## The problem:
Write out the records word for word, with no pictures.

_ _ _ _ _ _ _

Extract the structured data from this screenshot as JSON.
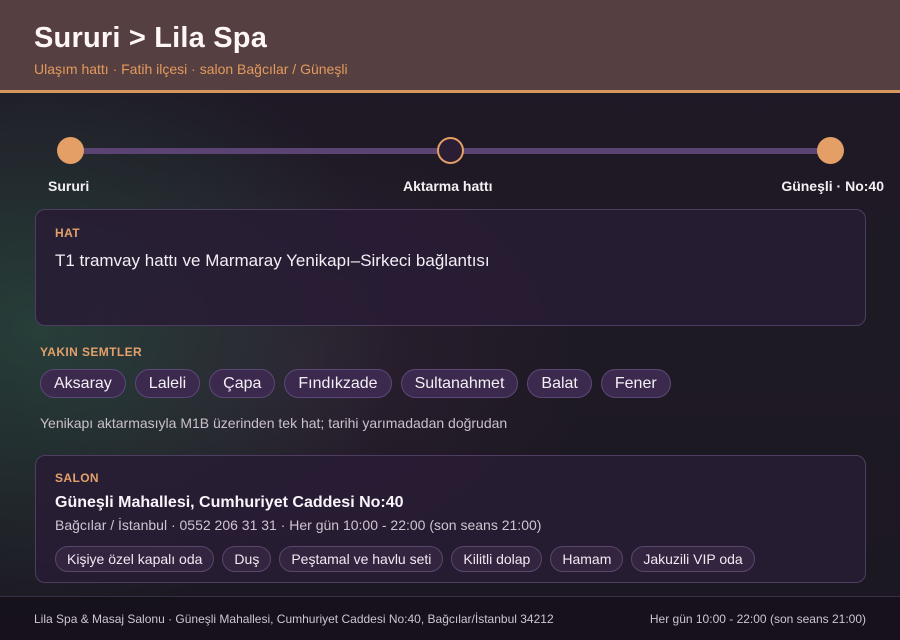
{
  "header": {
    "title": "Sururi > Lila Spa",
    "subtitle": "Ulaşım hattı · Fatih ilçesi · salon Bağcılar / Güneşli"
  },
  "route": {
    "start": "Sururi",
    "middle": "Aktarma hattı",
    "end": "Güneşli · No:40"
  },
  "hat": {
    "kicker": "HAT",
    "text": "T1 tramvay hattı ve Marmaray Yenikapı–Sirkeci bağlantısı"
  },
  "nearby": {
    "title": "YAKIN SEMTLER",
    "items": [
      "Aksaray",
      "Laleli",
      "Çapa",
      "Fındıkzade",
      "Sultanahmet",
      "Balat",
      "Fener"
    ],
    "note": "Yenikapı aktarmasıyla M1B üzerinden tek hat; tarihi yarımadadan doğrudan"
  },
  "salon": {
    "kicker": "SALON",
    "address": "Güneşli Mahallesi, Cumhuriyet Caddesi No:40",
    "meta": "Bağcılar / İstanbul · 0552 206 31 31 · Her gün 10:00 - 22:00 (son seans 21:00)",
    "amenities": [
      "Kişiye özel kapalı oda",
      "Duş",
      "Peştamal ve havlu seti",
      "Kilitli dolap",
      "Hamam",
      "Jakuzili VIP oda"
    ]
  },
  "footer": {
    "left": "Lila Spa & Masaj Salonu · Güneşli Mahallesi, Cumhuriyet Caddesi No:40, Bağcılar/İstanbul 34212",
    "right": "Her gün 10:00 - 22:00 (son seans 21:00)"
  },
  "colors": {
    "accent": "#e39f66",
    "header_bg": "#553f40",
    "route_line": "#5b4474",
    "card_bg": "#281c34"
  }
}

_ _ _ _ _ _ _

## Output:
Extract the structured data from this screenshot as JSON.
{
  "header": {
    "title": "Sururi > Lila Spa",
    "subtitle": "Ulaşım hattı · Fatih ilçesi · salon Bağcılar / Güneşli"
  },
  "route": {
    "start": "Sururi",
    "middle": "Aktarma hattı",
    "end": "Güneşli · No:40"
  },
  "hat": {
    "kicker": "HAT",
    "text": "T1 tramvay hattı ve Marmaray Yenikapı–Sirkeci bağlantısı"
  },
  "nearby": {
    "title": "YAKIN SEMTLER",
    "items": [
      "Aksaray",
      "Laleli",
      "Çapa",
      "Fındıkzade",
      "Sultanahmet",
      "Balat",
      "Fener"
    ],
    "note": "Yenikapı aktarmasıyla M1B üzerinden tek hat; tarihi yarımadadan doğrudan"
  },
  "salon": {
    "kicker": "SALON",
    "address": "Güneşli Mahallesi, Cumhuriyet Caddesi No:40",
    "meta": "Bağcılar / İstanbul · 0552 206 31 31 · Her gün 10:00 - 22:00 (son seans 21:00)",
    "amenities": [
      "Kişiye özel kapalı oda",
      "Duş",
      "Peştamal ve havlu seti",
      "Kilitli dolap",
      "Hamam",
      "Jakuzili VIP oda"
    ]
  },
  "footer": {
    "left": "Lila Spa & Masaj Salonu · Güneşli Mahallesi, Cumhuriyet Caddesi No:40, Bağcılar/İstanbul 34212",
    "right": "Her gün 10:00 - 22:00 (son seans 21:00)"
  },
  "colors": {
    "accent": "#e39f66",
    "header_bg": "#553f40",
    "route_line": "#5b4474",
    "card_bg": "#281c34"
  }
}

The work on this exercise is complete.